> Task requirements:
- a) In the article about Jack Hannahan, translate this sentence into Spanish: "Jack Hannahan walked into the visitors clubhouse at Fenway Park last week and got goose bumps."
- b) Name every professional baseball team mentioned in the article about Jack Hannahan.

> Given text:
Jack Hannahan walked into the visitors clubhouse at Fenway Park last week and got goose bumps.
His emotions had nothing to do with the stadium's history and mystique. Instead, his mind flashed back to that August night last year when he got the opportunity to witness the birth of his first child thanks to a generous act by his teammates.
"Kind of surreal," he said.
That pretty much sums up Hannahan's life these days. The former Cretin-Derham Hall and Gophers star has resurrected his baseball career and become the Cleveland Indians' everyday third baseman at age 32 after arriving at spring training last year as a nonroster invitee.
He is hitting .287 with three home runs and 18 RBIs, and the Indians remained in first place in the American League Central with a 5-4 victory over the Twins on Monday. (Hannahan did not play because of tightness in his lower back.)
And best of all, his son Johnny is doing wonderfully at 9 months old after being born three months premature.
"It's by far the most fun I've had," Hannahan said.
He has experienced the other side, too, in a career that stands as a testament to the power of perseverance. Hannahan was named Big Ten Player of the Year in 2000 and drafted by the Detroit Tigers in the third round, but he never really established traction at any professional stop. He logged service time with Detroit, Oakland and Seattle, earning the reputation as a terrific defensive player but a marginal hitter who lacked ideal power for a corner infielder. Basically, a journeyman trying to keep his foot in the door as long as possible.
At age 30, he spent the entire 2010 season at Class AAA after suffering a torn muscle in his groin early in spring training with Seattle. In hindsight, he said he should have sat out the season and recovered. But he wanted to play and ultimately ended up in Boston's farm system after being traded.

> Supplied information:
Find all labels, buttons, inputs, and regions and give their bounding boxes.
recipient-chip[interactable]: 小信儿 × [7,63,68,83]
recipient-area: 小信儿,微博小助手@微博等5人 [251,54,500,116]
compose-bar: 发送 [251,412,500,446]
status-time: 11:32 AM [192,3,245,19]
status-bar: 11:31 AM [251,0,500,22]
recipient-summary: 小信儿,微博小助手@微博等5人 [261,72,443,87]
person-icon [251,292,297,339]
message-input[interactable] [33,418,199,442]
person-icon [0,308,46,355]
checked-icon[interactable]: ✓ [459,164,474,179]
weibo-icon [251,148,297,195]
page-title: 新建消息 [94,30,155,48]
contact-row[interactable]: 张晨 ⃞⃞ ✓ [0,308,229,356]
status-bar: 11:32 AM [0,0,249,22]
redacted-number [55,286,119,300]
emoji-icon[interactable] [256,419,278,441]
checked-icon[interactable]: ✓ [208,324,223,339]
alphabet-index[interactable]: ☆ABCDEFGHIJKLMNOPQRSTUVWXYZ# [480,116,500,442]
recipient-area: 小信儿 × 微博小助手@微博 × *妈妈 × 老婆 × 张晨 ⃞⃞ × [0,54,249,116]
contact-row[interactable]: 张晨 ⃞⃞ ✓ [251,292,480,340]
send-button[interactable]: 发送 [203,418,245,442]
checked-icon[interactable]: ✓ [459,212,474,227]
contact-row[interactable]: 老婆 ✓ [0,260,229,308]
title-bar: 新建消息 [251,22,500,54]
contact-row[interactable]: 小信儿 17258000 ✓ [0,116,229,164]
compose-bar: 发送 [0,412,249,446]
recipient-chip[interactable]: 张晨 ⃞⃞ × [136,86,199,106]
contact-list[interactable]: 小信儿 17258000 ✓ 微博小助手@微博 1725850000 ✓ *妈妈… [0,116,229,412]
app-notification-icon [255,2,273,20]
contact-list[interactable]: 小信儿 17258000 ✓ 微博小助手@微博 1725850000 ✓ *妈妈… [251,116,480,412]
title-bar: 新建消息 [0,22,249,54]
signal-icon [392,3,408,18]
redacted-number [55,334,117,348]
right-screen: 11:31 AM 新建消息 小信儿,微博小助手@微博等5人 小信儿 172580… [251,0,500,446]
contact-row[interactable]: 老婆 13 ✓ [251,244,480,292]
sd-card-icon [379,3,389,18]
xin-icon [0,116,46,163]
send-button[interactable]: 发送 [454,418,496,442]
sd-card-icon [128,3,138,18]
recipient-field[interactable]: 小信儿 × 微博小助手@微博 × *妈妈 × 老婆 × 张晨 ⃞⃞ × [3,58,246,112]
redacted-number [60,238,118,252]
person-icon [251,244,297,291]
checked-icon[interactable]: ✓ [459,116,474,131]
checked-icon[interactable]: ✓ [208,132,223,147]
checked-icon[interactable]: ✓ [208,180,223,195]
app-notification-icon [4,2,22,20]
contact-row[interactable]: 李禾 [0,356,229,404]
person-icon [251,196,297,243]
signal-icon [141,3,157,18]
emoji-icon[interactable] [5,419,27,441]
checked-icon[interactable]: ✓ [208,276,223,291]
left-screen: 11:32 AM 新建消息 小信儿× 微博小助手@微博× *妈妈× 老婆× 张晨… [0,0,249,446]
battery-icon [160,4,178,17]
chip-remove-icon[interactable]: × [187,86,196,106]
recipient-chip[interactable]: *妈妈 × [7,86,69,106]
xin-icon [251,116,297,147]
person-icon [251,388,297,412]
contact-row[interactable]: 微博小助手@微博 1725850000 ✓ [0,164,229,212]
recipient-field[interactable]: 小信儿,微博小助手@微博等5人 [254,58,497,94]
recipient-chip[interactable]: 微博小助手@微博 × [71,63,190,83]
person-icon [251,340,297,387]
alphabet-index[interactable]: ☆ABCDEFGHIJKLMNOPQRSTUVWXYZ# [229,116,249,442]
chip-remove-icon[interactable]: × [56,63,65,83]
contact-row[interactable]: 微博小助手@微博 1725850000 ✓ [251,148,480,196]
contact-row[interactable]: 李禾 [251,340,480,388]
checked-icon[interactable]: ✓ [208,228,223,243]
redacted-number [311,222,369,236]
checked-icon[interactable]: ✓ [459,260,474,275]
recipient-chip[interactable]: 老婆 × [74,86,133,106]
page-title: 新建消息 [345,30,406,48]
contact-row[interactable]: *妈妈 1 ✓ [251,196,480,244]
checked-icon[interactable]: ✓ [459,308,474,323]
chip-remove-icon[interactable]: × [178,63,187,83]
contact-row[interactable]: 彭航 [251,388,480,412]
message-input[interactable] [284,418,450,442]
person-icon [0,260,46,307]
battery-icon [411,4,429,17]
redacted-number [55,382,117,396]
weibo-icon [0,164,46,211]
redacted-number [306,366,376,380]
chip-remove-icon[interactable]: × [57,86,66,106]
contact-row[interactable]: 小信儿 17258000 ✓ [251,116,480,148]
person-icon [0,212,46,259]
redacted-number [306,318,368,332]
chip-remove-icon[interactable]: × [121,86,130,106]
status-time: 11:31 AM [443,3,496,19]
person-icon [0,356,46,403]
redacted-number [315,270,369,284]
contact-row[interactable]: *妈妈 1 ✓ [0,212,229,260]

> Outputs for the tasks:
- a) Jack Hannahan entró la semana pasada en el vestuario del equipo visitante en Fenway Park y se le puso la piel de gallina.

- b)
- Cleveland Indians
- Twins
- Detroit Tigers
- Oakland
- Seattle
- Boston